• WORK TO COMPLETE: Copy the data that follows exactly. Include no pictures.

• DATA FOR THIS EXERCISE:
----

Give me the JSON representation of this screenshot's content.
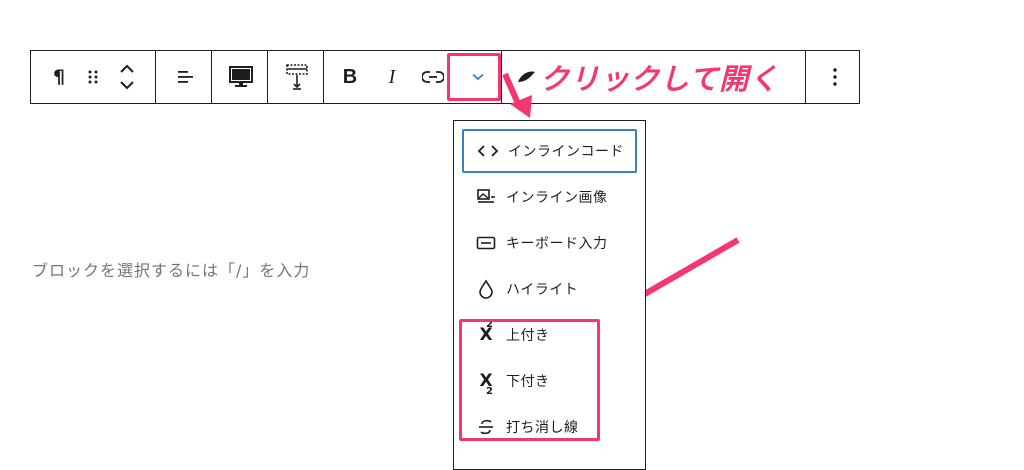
{
  "toolbar": {
    "paragraph_glyph": "¶",
    "bold_label": "B",
    "italic_label": "I"
  },
  "callout": {
    "text": "クリックして開く"
  },
  "editor": {
    "placeholder": "ブロックを選択するには「/」を入力"
  },
  "dropdown": {
    "items": [
      {
        "label": "インラインコード",
        "icon": "code-icon"
      },
      {
        "label": "インライン画像",
        "icon": "inline-image-icon"
      },
      {
        "label": "キーボード入力",
        "icon": "keyboard-icon"
      },
      {
        "label": "ハイライト",
        "icon": "droplet-icon"
      },
      {
        "label": "上付き",
        "icon": "superscript-icon"
      },
      {
        "label": "下付き",
        "icon": "subscript-icon"
      },
      {
        "label": "打ち消し線",
        "icon": "strikethrough-icon"
      }
    ]
  },
  "colors": {
    "accent": "#f4376e",
    "focus": "#3582c4",
    "text": "#1e1e1e",
    "placeholder": "#757575"
  }
}
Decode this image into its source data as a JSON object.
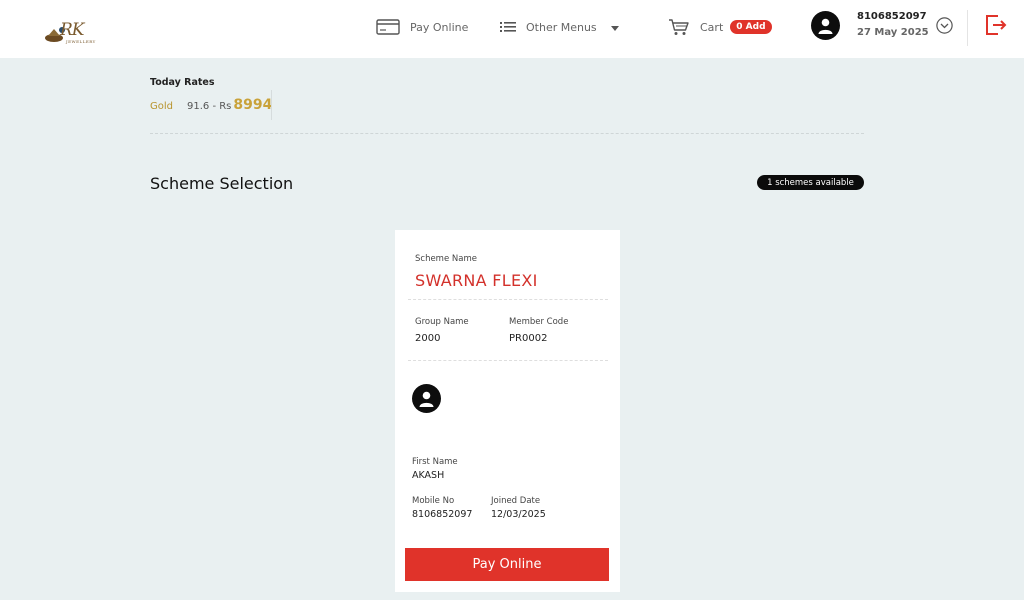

----

• SOLUTION TO THE EXERCISE:
Give me the JSON representation of this screenshot's content.
{
  "toolbar": {
    "paragraph_glyph": "¶",
    "bold_label": "B",
    "italic_label": "I"
  },
  "callout": {
    "text": "クリックして開く"
  },
  "editor": {
    "placeholder": "ブロックを選択するには「/」を入力"
  },
  "dropdown": {
    "items": [
      {
        "label": "インラインコード",
        "icon": "code-icon"
      },
      {
        "label": "インライン画像",
        "icon": "inline-image-icon"
      },
      {
        "label": "キーボード入力",
        "icon": "keyboard-icon"
      },
      {
        "label": "ハイライト",
        "icon": "droplet-icon"
      },
      {
        "label": "上付き",
        "icon": "superscript-icon"
      },
      {
        "label": "下付き",
        "icon": "subscript-icon"
      },
      {
        "label": "打ち消し線",
        "icon": "strikethrough-icon"
      }
    ]
  },
  "colors": {
    "accent": "#f4376e",
    "focus": "#3582c4",
    "text": "#1e1e1e",
    "placeholder": "#757575"
  }
}
Decode this image into its source data as a JSON object.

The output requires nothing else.